The data below should be restated word for word, with every picture omitted.

**ITEMS**:
>> START

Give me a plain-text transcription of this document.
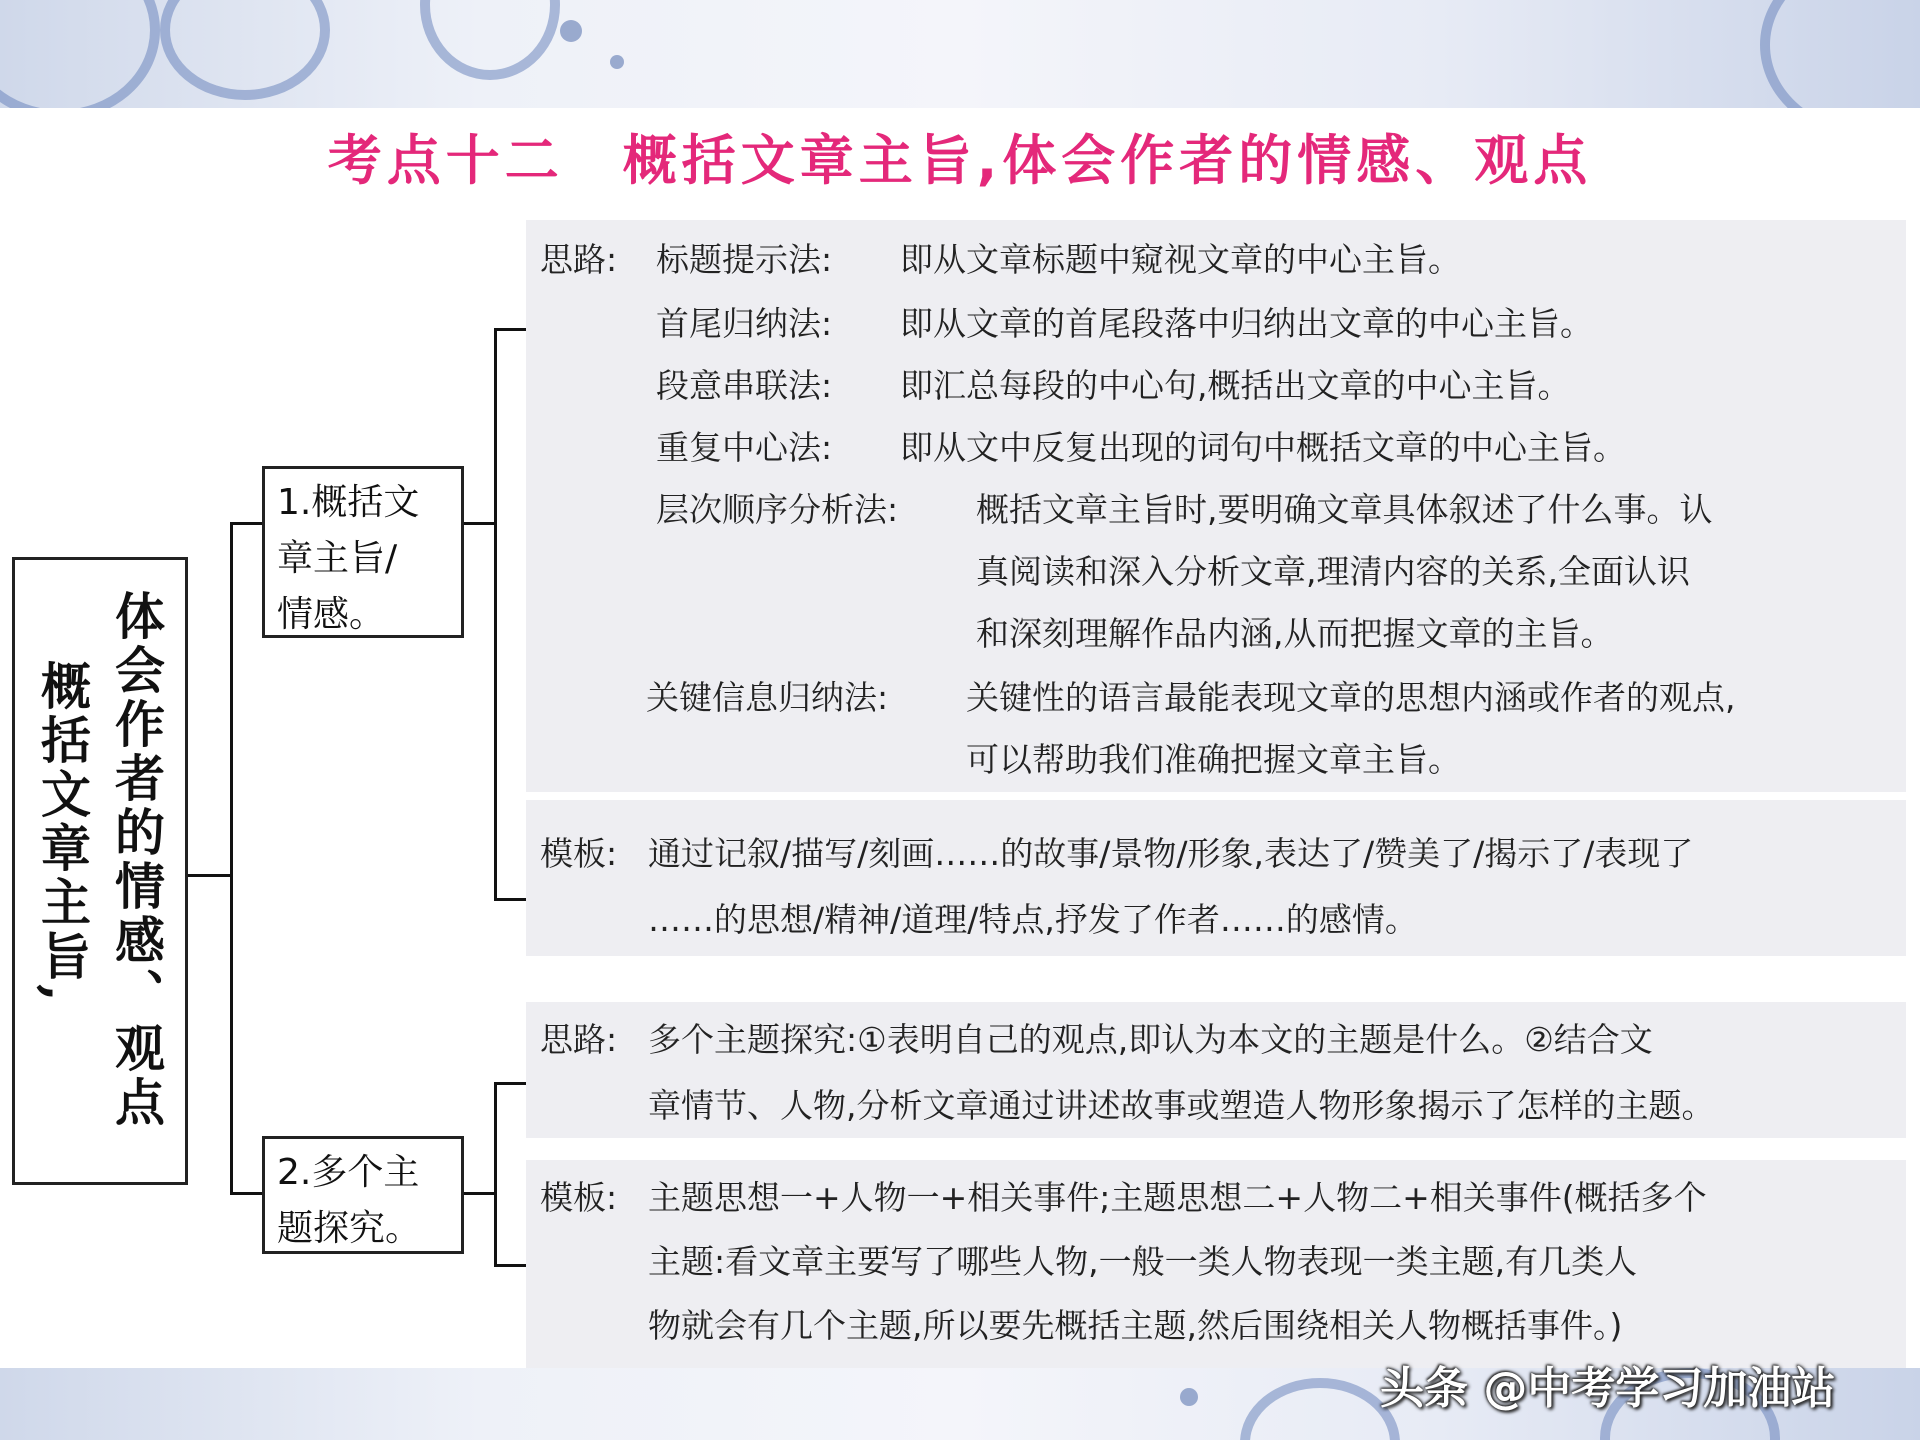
考点十二　概括文章主旨,体会作者的情感、观点
体会作者的情感、观点
概括文章主旨,
1.概括文
章主旨/
情感。
2.多个主
题探究。
思路: 标题提示法: 即从文章标题中窥视文章的中心主旨。
首尾归纳法: 即从文章的首尾段落中归纳出文章的中心主旨。
段意串联法: 即汇总每段的中心句,概括出文章的中心主旨。
重复中心法: 即从文中反复出现的词句中概括文章的中心主旨。
层次顺序分析法: 概括文章主旨时,要明确文章具体叙述了什么事。认
真阅读和深入分析文章,理清内容的关系,全面认识
和深刻理解作品内涵,从而把握文章的主旨。
关键信息归纳法: 关键性的语言最能表现文章的思想内涵或作者的观点,
可以帮助我们准确把握文章主旨。
模板: 通过记叙/描写/刻画……的故事/景物/形象,表达了/赞美了/揭示了/表现了
……的思想/精神/道理/特点,抒发了作者……的感情。
思路: 多个主题探究:①表明自己的观点,即认为本文的主题是什么。②结合文
章情节、人物,分析文章通过讲述故事或塑造人物形象揭示了怎样的主题。
模板: 主题思想一+人物一+相关事件;主题思想二+人物二+相关事件(概括多个
主题:看文章主要写了哪些人物,一般一类人物表现一类主题,有几类人
物就会有几个主题,所以要先概括主题,然后围绕相关人物概括事件。)
头条 @中考学习加油站
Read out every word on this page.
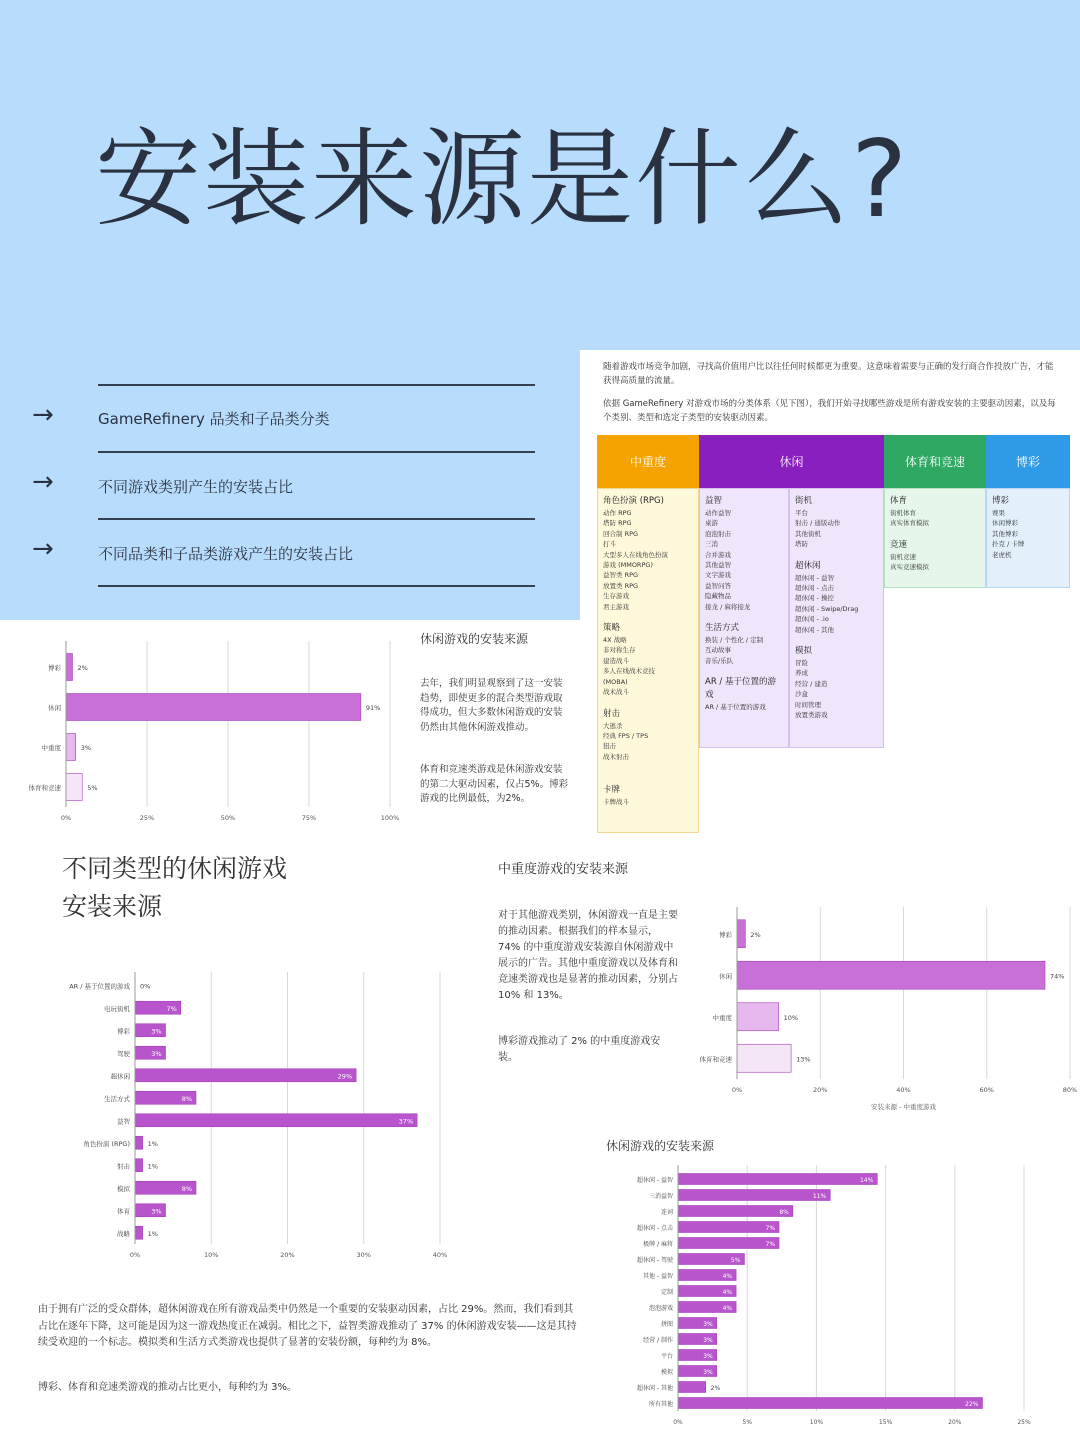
安装来源是什么?
→	GameRefinery 品类和子品类分类
→	不同游戏类别产生的安装占比
→	不同品类和子品类游戏产生的安装占比
随着游戏市场竞争加剧，寻找高价值用户比以往任何时候都更为重要。这意味着需要与正确的发行商合作投放广告，才能获得高质量的流量。
依据 GameRefinery 对游戏市场的分类体系（见下图），我们开始寻找哪些游戏是所有游戏安装的主要驱动因素，以及每个类别、类型和选定子类型的安装驱动因素。
中重度	休闲	体育和竞速	博彩
角色扮演 (RPG)
动作 RPG
塔防 RPG
回合制 RPG
打斗
大型多人在线角色扮演
游戏 (MMORPG)
益智类 RPG
放置类 RPG
生存游戏
君主游戏
策略
4X 战略
非对称生存
建造战斗
多人在线战术竞技
(MOBA)
战术战斗
射击
大逃杀
经典 FPS / TPS
狙击
战术射击
卡牌
卡牌战斗
益智
动作益智
桌游
泡泡射击
三消
合并游戏
其他益智
文字游戏
益智问答
隐藏物品
接龙 / 麻将接龙
生活方式
换装 / 个性化 / 定制
互动故事
音乐/乐队
AR / 基于位置的游戏
AR / 基于位置的游戏
街机
平台
射击 / 通版动作
其他街机
塔防
超休闲
超休闲 - 益智
超休闲 - 点击
超休闲 - 操控
超休闲 - Swipe/Drag
超休闲 - .io
超休闲 - 其他
模拟
冒险
养成
经营 / 建造
沙盒
时间管理
放置类游戏
体育
街机体育
真实体育模拟
竞速
街机竞速
真实竞速模拟
博彩
赛果
休闲博彩
其他博彩
扑克 / 卡牌
老虎机
0%	25%	50%	75%	100%
博彩	2%
休闲	91%
中重度	3%
体育和竞速	5%
休闲游戏的安装来源
去年，我们明显观察到了这一安装趋势，即使更多的混合类型游戏取得成功，但大多数休闲游戏的安装仍然由其他休闲游戏推动。
体育和竞速类游戏是休闲游戏安装的第二大驱动因素，仅占5%。博彩游戏的比例最低，为2%。
不同类型的休闲游戏
安装来源
0%	10%	20%	30%	40%
AR / 基于位置的游戏 0%
电玩街机	7%
博彩	3%
驾驶	3%
超休闲	29%
生活方式	8%
益智	37%
角色扮演 (RPG)	1%
射击	1%
模拟	8%
体育	3%
战略	1%
由于拥有广泛的受众群体，超休闲游戏在所有游戏品类中仍然是一个重要的安装驱动因素，占比 29%。然而，我们看到其占比在逐年下降，这可能是因为这一游戏热度正在减弱。相比之下，益智类游戏推动了 37% 的休闲游戏安装——这是其持续受欢迎的一个标志。模拟类和生活方式类游戏也提供了显著的安装份额，每种约为 8%。
博彩、体育和竞速类游戏的推动占比更小，每种约为 3%。
中重度游戏的安装来源
对于其他游戏类别，休闲游戏一直是主要的推动因素。根据我们的样本显示，74% 的中重度游戏安装源自休闲游戏中展示的广告。其他中重度游戏以及体育和竞速类游戏也是显著的推动因素，分别占 10% 和 13%。
博彩游戏推动了 2% 的中重度游戏安装。
0%	20%	40%	60%	80%
博彩	2%
休闲	74%
中重度	10%
体育和竞速	13%
安装来源 - 中重度游戏
休闲游戏的安装来源
0%	5%	10%	15%	20%	25%
超休闲 - 益智	14%
三消益智	11%
连词	8%
超休闲 - 点击	7%
极牌 / 麻将	7%
超休闲 - 驾驶	5%
其他 - 益智	4%
定制	4%
泡泡游戏	4%
拼图	3%
经营 / 制作	3%
平台	3%
模拟	3%
超休闲 - 其他	2%
所有其他	22%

>> END

**ANSWER**:
Give me a plain-text transcription of this document.
考点十二　概括文章主旨,体会作者的情感、观点
体会作者的情感、观点
概括文章主旨,
1.概括文
章主旨/
情感。
2.多个主
题探究。
思路: 标题提示法: 即从文章标题中窥视文章的中心主旨。
首尾归纳法: 即从文章的首尾段落中归纳出文章的中心主旨。
段意串联法: 即汇总每段的中心句,概括出文章的中心主旨。
重复中心法: 即从文中反复出现的词句中概括文章的中心主旨。
层次顺序分析法: 概括文章主旨时,要明确文章具体叙述了什么事。认
真阅读和深入分析文章,理清内容的关系,全面认识
和深刻理解作品内涵,从而把握文章的主旨。
关键信息归纳法: 关键性的语言最能表现文章的思想内涵或作者的观点,
可以帮助我们准确把握文章主旨。
模板: 通过记叙/描写/刻画……的故事/景物/形象,表达了/赞美了/揭示了/表现了
……的思想/精神/道理/特点,抒发了作者……的感情。
思路: 多个主题探究:①表明自己的观点,即认为本文的主题是什么。②结合文
章情节、人物,分析文章通过讲述故事或塑造人物形象揭示了怎样的主题。
模板: 主题思想一+人物一+相关事件;主题思想二+人物二+相关事件(概括多个
主题:看文章主要写了哪些人物,一般一类人物表现一类主题,有几类人
物就会有几个主题,所以要先概括主题,然后围绕相关人物概括事件。)
头条 @中考学习加油站
Read out every word on this page.
安装来源是什么?
→	GameRefinery 品类和子品类分类
→	不同游戏类别产生的安装占比
→	不同品类和子品类游戏产生的安装占比
随着游戏市场竞争加剧，寻找高价值用户比以往任何时候都更为重要。这意味着需要与正确的发行商合作投放广告，才能获得高质量的流量。
依据 GameRefinery 对游戏市场的分类体系（见下图），我们开始寻找哪些游戏是所有游戏安装的主要驱动因素，以及每个类别、类型和选定子类型的安装驱动因素。
中重度	休闲	体育和竞速	博彩
角色扮演 (RPG)
动作 RPG
塔防 RPG
回合制 RPG
打斗
大型多人在线角色扮演
游戏 (MMORPG)
益智类 RPG
放置类 RPG
生存游戏
君主游戏
策略
4X 战略
非对称生存
建造战斗
多人在线战术竞技
(MOBA)
战术战斗
射击
大逃杀
经典 FPS / TPS
狙击
战术射击
卡牌
卡牌战斗
益智
动作益智
桌游
泡泡射击
三消
合并游戏
其他益智
文字游戏
益智问答
隐藏物品
接龙 / 麻将接龙
生活方式
换装 / 个性化 / 定制
互动故事
音乐/乐队
AR / 基于位置的游戏
AR / 基于位置的游戏
街机
平台
射击 / 通版动作
其他街机
塔防
超休闲
超休闲 - 益智
超休闲 - 点击
超休闲 - 操控
超休闲 - Swipe/Drag
超休闲 - .io
超休闲 - 其他
模拟
冒险
养成
经营 / 建造
沙盒
时间管理
放置类游戏
体育
街机体育
真实体育模拟
竞速
街机竞速
真实竞速模拟
博彩
赛果
休闲博彩
其他博彩
扑克 / 卡牌
老虎机
0%	25%	50%	75%	100%
博彩	2%
休闲	91%
中重度	3%
体育和竞速	5%
休闲游戏的安装来源
去年，我们明显观察到了这一安装趋势，即使更多的混合类型游戏取得成功，但大多数休闲游戏的安装仍然由其他休闲游戏推动。
体育和竞速类游戏是休闲游戏安装的第二大驱动因素，仅占5%。博彩游戏的比例最低，为2%。
不同类型的休闲游戏
安装来源
0%	10%	20%	30%	40%
AR / 基于位置的游戏 0%
电玩街机	7%
博彩	3%
驾驶	3%
超休闲	29%
生活方式	8%
益智	37%
角色扮演 (RPG)	1%
射击	1%
模拟	8%
体育	3%
战略	1%
由于拥有广泛的受众群体，超休闲游戏在所有游戏品类中仍然是一个重要的安装驱动因素，占比 29%。然而，我们看到其占比在逐年下降，这可能是因为这一游戏热度正在减弱。相比之下，益智类游戏推动了 37% 的休闲游戏安装——这是其持续受欢迎的一个标志。模拟类和生活方式类游戏也提供了显著的安装份额，每种约为 8%。
博彩、体育和竞速类游戏的推动占比更小，每种约为 3%。
中重度游戏的安装来源
对于其他游戏类别，休闲游戏一直是主要的推动因素。根据我们的样本显示，74% 的中重度游戏安装源自休闲游戏中展示的广告。其他中重度游戏以及体育和竞速类游戏也是显著的推动因素，分别占 10% 和 13%。
博彩游戏推动了 2% 的中重度游戏安装。
0%	20%	40%	60%	80%
博彩	2%
休闲	74%
中重度	10%
体育和竞速	13%
安装来源 - 中重度游戏
休闲游戏的安装来源
0%	5%	10%	15%	20%	25%
超休闲 - 益智	14%
三消益智	11%
连词	8%
超休闲 - 点击	7%
极牌 / 麻将	7%
超休闲 - 驾驶	5%
其他 - 益智	4%
定制	4%
泡泡游戏	4%
拼图	3%
经营 / 制作	3%
平台	3%
模拟	3%
超休闲 - 其他	2%
所有其他	22%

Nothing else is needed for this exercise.